Data records:
========================================

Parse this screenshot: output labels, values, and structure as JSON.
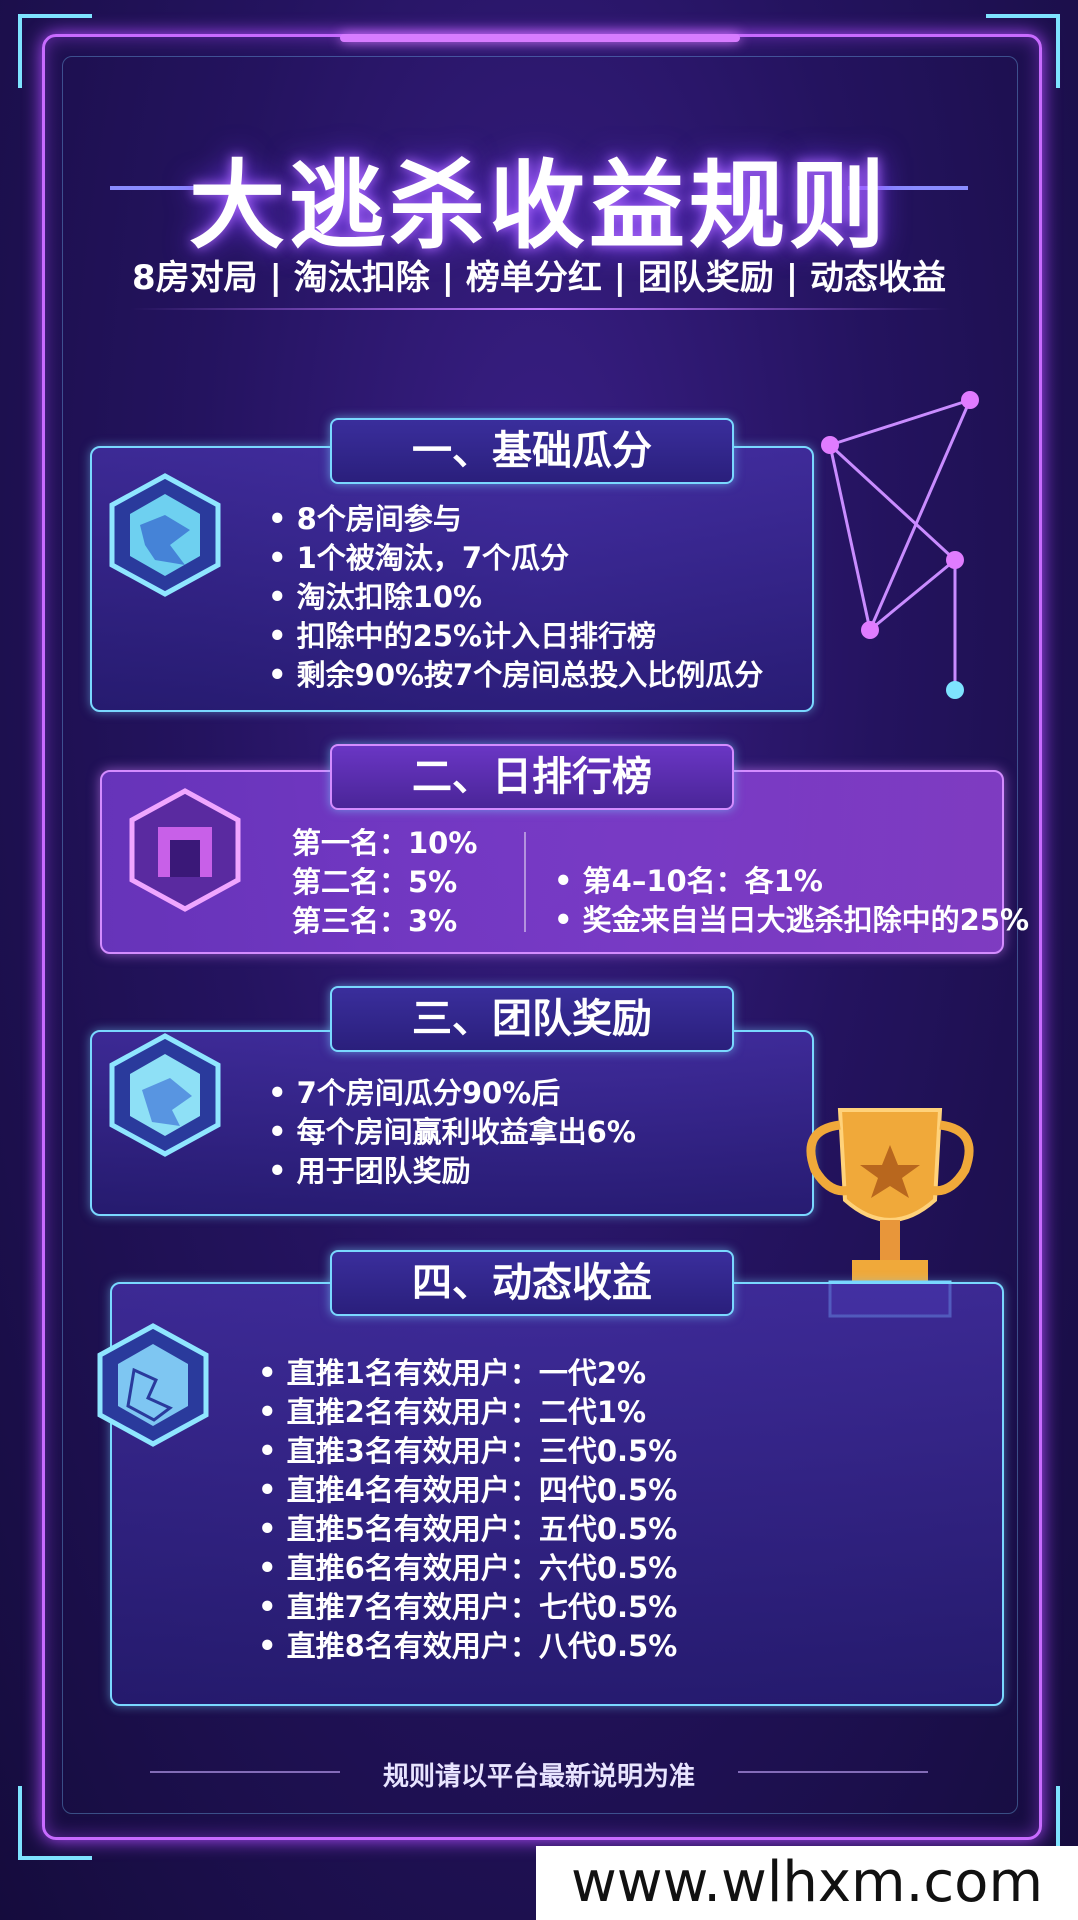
{
  "title": "大逃杀收益规则",
  "subtitle": "8房对局 | 淘汰扣除 | 榜单分红 | 团队奖励 | 动态收益",
  "section1": {
    "heading": "一、基础瓜分",
    "items": [
      "8个房间参与",
      "1个被淘汰，7个瓜分",
      "淘汰扣除10%",
      "扣除中的25%计入日排行榜",
      "剩余90%按7个房间总投入比例瓜分"
    ]
  },
  "section2": {
    "heading": "二、日排行榜",
    "ranks": [
      "第一名：10%",
      "第二名：5%",
      "第三名：3%"
    ],
    "notes": [
      "第4–10名：各1%",
      "奖金来自当日大逃杀扣除中的25%"
    ]
  },
  "section3": {
    "heading": "三、团队奖励",
    "items": [
      "7个房间瓜分90%后",
      "每个房间赢利收益拿出6%",
      "用于团队奖励"
    ]
  },
  "section4": {
    "heading": "四、动态收益",
    "items": [
      "直推1名有效用户：一代2%",
      "直推2名有效用户：二代1%",
      "直推3名有效用户：三代0.5%",
      "直推4名有效用户：四代0.5%",
      "直推5名有效用户：五代0.5%",
      "直推6名有效用户：六代0.5%",
      "直推7名有效用户：七代0.5%",
      "直推8名有效用户：八代0.5%"
    ]
  },
  "footer": "规则请以平台最新说明为准",
  "watermark": "www.wlhxm.com",
  "colors": {
    "frame": "#c86bff",
    "accent_cyan": "#7ad8ff",
    "bg": "#24135f"
  },
  "icons": [
    "map-hex-icon",
    "gate-hex-icon",
    "map-hex-icon",
    "map-hex-icon",
    "network-nodes-icon",
    "trophy-icon"
  ]
}
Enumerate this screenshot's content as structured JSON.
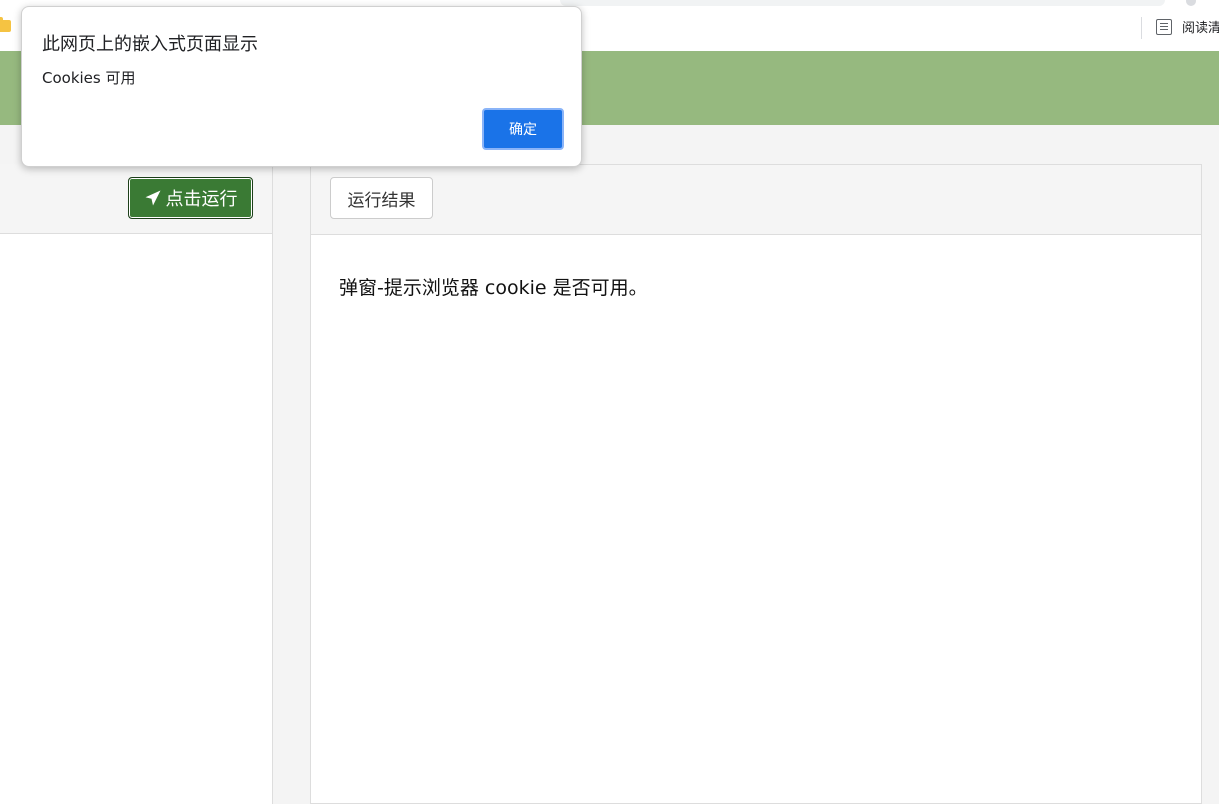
{
  "browser": {
    "reading_list_label": "阅读清"
  },
  "editor": {
    "run_button_label": "点击运行"
  },
  "result": {
    "tab_label": "运行结果",
    "content_text": "弹窗-提示浏览器 cookie 是否可用。"
  },
  "dialog": {
    "title": "此网页上的嵌入式页面显示",
    "message": "Cookies 可用",
    "ok_label": "确定"
  },
  "colors": {
    "header_green": "#96b97f",
    "run_button_green": "#3a7a34",
    "dialog_button_blue": "#1a73e8"
  },
  "icons": {
    "run_button": "paper-plane-icon",
    "bookmark": "folder-icon",
    "reading_list": "reading-list-icon"
  }
}
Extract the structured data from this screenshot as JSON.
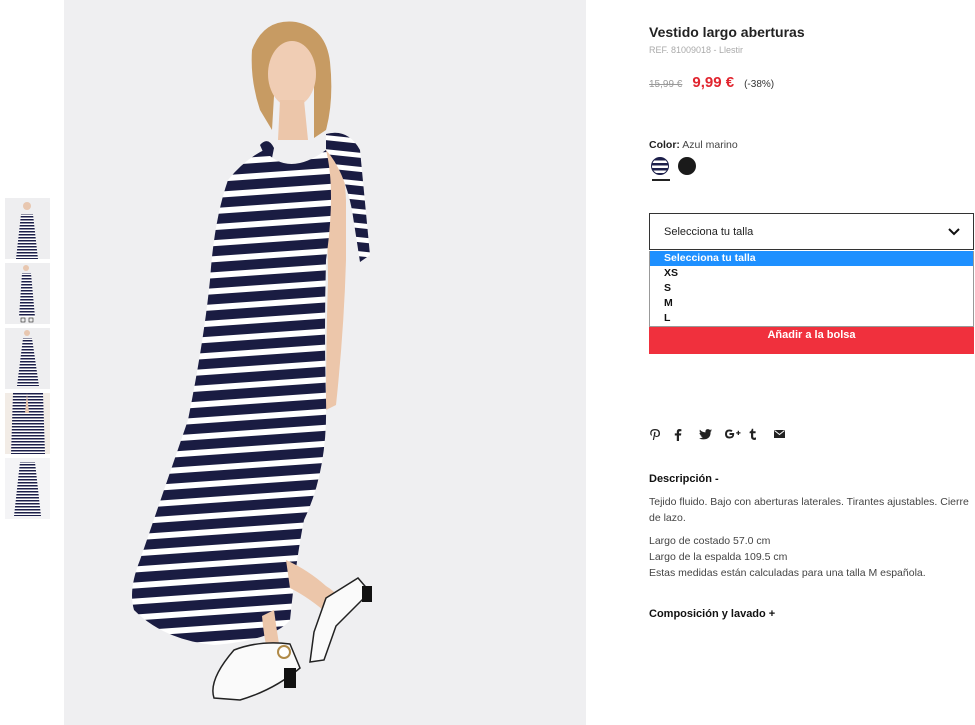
{
  "product": {
    "title": "Vestido largo aberturas",
    "ref": "REF. 81009018 - Llestir",
    "old_price": "15,99 €",
    "new_price": "9,99 €",
    "discount": "(-38%)"
  },
  "color": {
    "label": "Color:",
    "value": "Azul marino",
    "swatches": [
      "navy-white-stripe-swatch",
      "black-swatch"
    ]
  },
  "size": {
    "placeholder": "Selecciona tu talla",
    "options": [
      "Selecciona tu talla",
      "XS",
      "S",
      "M",
      "L"
    ],
    "selected_index": 0
  },
  "actions": {
    "add_to_bag": "Añadir a la bolsa"
  },
  "share_icons": [
    "pinterest-icon",
    "facebook-icon",
    "twitter-icon",
    "google-plus-icon",
    "tumblr-icon",
    "email-icon"
  ],
  "description": {
    "heading": "Descripción -",
    "paragraph1": "Tejido fluido. Bajo con aberturas laterales. Tirantes ajustables. Cierre de lazo.",
    "line1": "Largo de costado 57.0 cm",
    "line2": "Largo de la espalda 109.5 cm",
    "line3": "Estas medidas están calculadas para una talla M española."
  },
  "composition": {
    "heading": "Composición y lavado +"
  },
  "colors": {
    "accent_red": "#e1252f",
    "button_red": "#f0303d",
    "selected_blue": "#1e90ff",
    "navy": "#1c1f4a"
  }
}
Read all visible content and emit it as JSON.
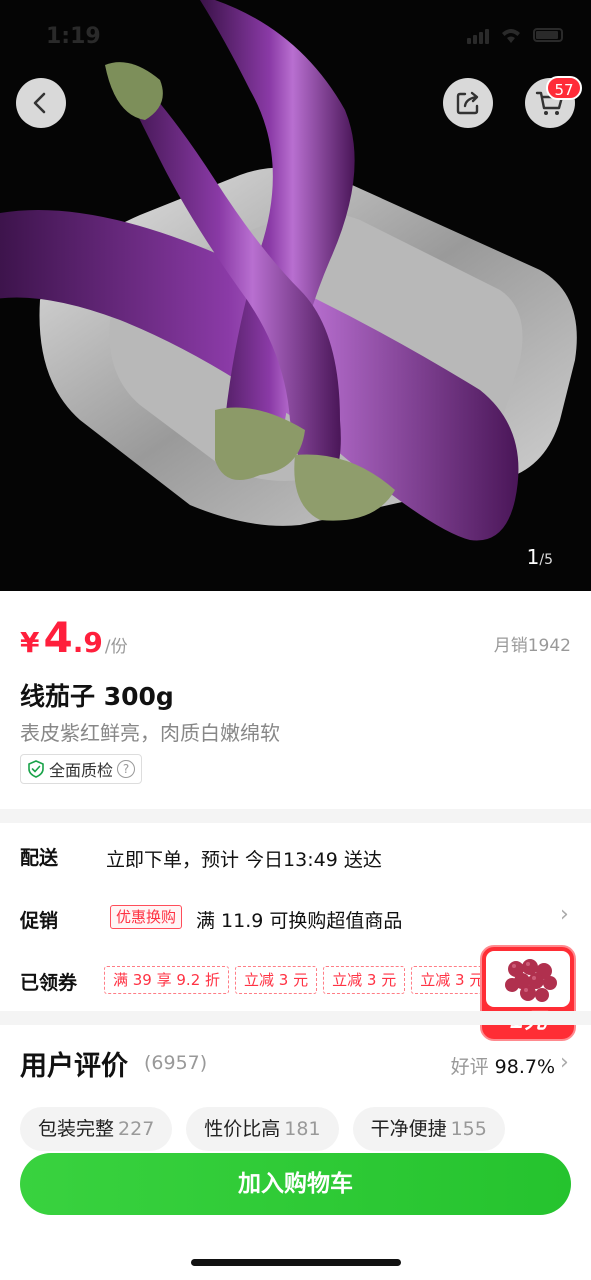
{
  "status": {
    "time": "1:19"
  },
  "header": {
    "back_icon": "chevron-left-icon",
    "share_icon": "share-icon",
    "cart_icon": "cart-icon",
    "cart_badge": "57"
  },
  "gallery": {
    "current": "1",
    "total": "/5"
  },
  "product": {
    "price_symbol": "¥",
    "price_int": "4",
    "price_dec": ".9",
    "price_unit": "/份",
    "monthly_sales": "月销1942",
    "title": "线茄子 300g",
    "subtitle": "表皮紫红鲜亮，肉质白嫩绵软",
    "qc_label": "全面质检",
    "qc_help": "?"
  },
  "delivery": {
    "label": "配送",
    "text": "立即下单，预计 今日13:49 送达"
  },
  "promotion": {
    "label": "促销",
    "tag": "优惠换购",
    "text": "满 11.9 可换购超值商品"
  },
  "coupons": {
    "label": "已领券",
    "items": [
      "满 39 享 9.2 折",
      "立减 3 元",
      "立减 3 元",
      "立减 3 元"
    ]
  },
  "floating_promo": {
    "label": "1元"
  },
  "reviews": {
    "title": "用户评价",
    "count": "(6957)",
    "rate_label": "好评",
    "rate_value": "98.7%",
    "tags": [
      {
        "label": "包装完整",
        "count": "227"
      },
      {
        "label": "性价比高",
        "count": "181"
      },
      {
        "label": "干净便捷",
        "count": "155"
      }
    ]
  },
  "actions": {
    "add_to_cart": "加入购物车"
  },
  "colors": {
    "price": "#ff1f3c",
    "cta": "#2ec935",
    "badge": "#ff2b38"
  }
}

========================================

Repeat the material exactly as it reads, without any of its pictures.

Parse this screenshot: output labels, values, and structure as JSON.
{
  "title": "大逃杀收益规则",
  "subtitle": "8房对局 | 淘汰扣除 | 榜单分红 | 团队奖励 | 动态收益",
  "section1": {
    "heading": "一、基础瓜分",
    "items": [
      "8个房间参与",
      "1个被淘汰，7个瓜分",
      "淘汰扣除10%",
      "扣除中的25%计入日排行榜",
      "剩余90%按7个房间总投入比例瓜分"
    ]
  },
  "section2": {
    "heading": "二、日排行榜",
    "ranks": [
      "第一名：10%",
      "第二名：5%",
      "第三名：3%"
    ],
    "notes": [
      "第4–10名：各1%",
      "奖金来自当日大逃杀扣除中的25%"
    ]
  },
  "section3": {
    "heading": "三、团队奖励",
    "items": [
      "7个房间瓜分90%后",
      "每个房间赢利收益拿出6%",
      "用于团队奖励"
    ]
  },
  "section4": {
    "heading": "四、动态收益",
    "items": [
      "直推1名有效用户：一代2%",
      "直推2名有效用户：二代1%",
      "直推3名有效用户：三代0.5%",
      "直推4名有效用户：四代0.5%",
      "直推5名有效用户：五代0.5%",
      "直推6名有效用户：六代0.5%",
      "直推7名有效用户：七代0.5%",
      "直推8名有效用户：八代0.5%"
    ]
  },
  "footer": "规则请以平台最新说明为准",
  "watermark": "www.wlhxm.com",
  "colors": {
    "frame": "#c86bff",
    "accent_cyan": "#7ad8ff",
    "bg": "#24135f"
  },
  "icons": [
    "map-hex-icon",
    "gate-hex-icon",
    "map-hex-icon",
    "map-hex-icon",
    "network-nodes-icon",
    "trophy-icon"
  ]
}
Enumerate this screenshot's content as structured JSON.
{
  "browser": {
    "reading_list_label": "阅读清"
  },
  "editor": {
    "run_button_label": "点击运行"
  },
  "result": {
    "tab_label": "运行结果",
    "content_text": "弹窗-提示浏览器 cookie 是否可用。"
  },
  "dialog": {
    "title": "此网页上的嵌入式页面显示",
    "message": "Cookies 可用",
    "ok_label": "确定"
  },
  "colors": {
    "header_green": "#96b97f",
    "run_button_green": "#3a7a34",
    "dialog_button_blue": "#1a73e8"
  },
  "icons": {
    "run_button": "paper-plane-icon",
    "bookmark": "folder-icon",
    "reading_list": "reading-list-icon"
  }
}
Extract the structured data from this screenshot as JSON.
{
  "product": {
    "title": "Vestido largo aberturas",
    "ref": "REF. 81009018 - Llestir",
    "old_price": "15,99 €",
    "new_price": "9,99 €",
    "discount": "(-38%)"
  },
  "color": {
    "label": "Color:",
    "value": "Azul marino",
    "swatches": [
      "navy-white-stripe-swatch",
      "black-swatch"
    ]
  },
  "size": {
    "placeholder": "Selecciona tu talla",
    "options": [
      "Selecciona tu talla",
      "XS",
      "S",
      "M",
      "L"
    ],
    "selected_index": 0
  },
  "actions": {
    "add_to_bag": "Añadir a la bolsa"
  },
  "share_icons": [
    "pinterest-icon",
    "facebook-icon",
    "twitter-icon",
    "google-plus-icon",
    "tumblr-icon",
    "email-icon"
  ],
  "description": {
    "heading": "Descripción -",
    "paragraph1": "Tejido fluido. Bajo con aberturas laterales. Tirantes ajustables. Cierre de lazo.",
    "line1": "Largo de costado 57.0 cm",
    "line2": "Largo de la espalda 109.5 cm",
    "line3": "Estas medidas están calculadas para una talla M española."
  },
  "composition": {
    "heading": "Composición y lavado +"
  },
  "colors": {
    "accent_red": "#e1252f",
    "button_red": "#f0303d",
    "selected_blue": "#1e90ff",
    "navy": "#1c1f4a"
  }
}
Read all visible content and emit it as JSON.
{
  "status": {
    "time": "1:19"
  },
  "header": {
    "back_icon": "chevron-left-icon",
    "share_icon": "share-icon",
    "cart_icon": "cart-icon",
    "cart_badge": "57"
  },
  "gallery": {
    "current": "1",
    "total": "/5"
  },
  "product": {
    "price_symbol": "¥",
    "price_int": "4",
    "price_dec": ".9",
    "price_unit": "/份",
    "monthly_sales": "月销1942",
    "title": "线茄子 300g",
    "subtitle": "表皮紫红鲜亮，肉质白嫩绵软",
    "qc_label": "全面质检",
    "qc_help": "?"
  },
  "delivery": {
    "label": "配送",
    "text": "立即下单，预计 今日13:49 送达"
  },
  "promotion": {
    "label": "促销",
    "tag": "优惠换购",
    "text": "满 11.9 可换购超值商品"
  },
  "coupons": {
    "label": "已领券",
    "items": [
      "满 39 享 9.2 折",
      "立减 3 元",
      "立减 3 元",
      "立减 3 元"
    ]
  },
  "floating_promo": {
    "label": "1元"
  },
  "reviews": {
    "title": "用户评价",
    "count": "(6957)",
    "rate_label": "好评",
    "rate_value": "98.7%",
    "tags": [
      {
        "label": "包装完整",
        "count": "227"
      },
      {
        "label": "性价比高",
        "count": "181"
      },
      {
        "label": "干净便捷",
        "count": "155"
      }
    ]
  },
  "actions": {
    "add_to_cart": "加入购物车"
  },
  "colors": {
    "price": "#ff1f3c",
    "cta": "#2ec935",
    "badge": "#ff2b38"
  }
}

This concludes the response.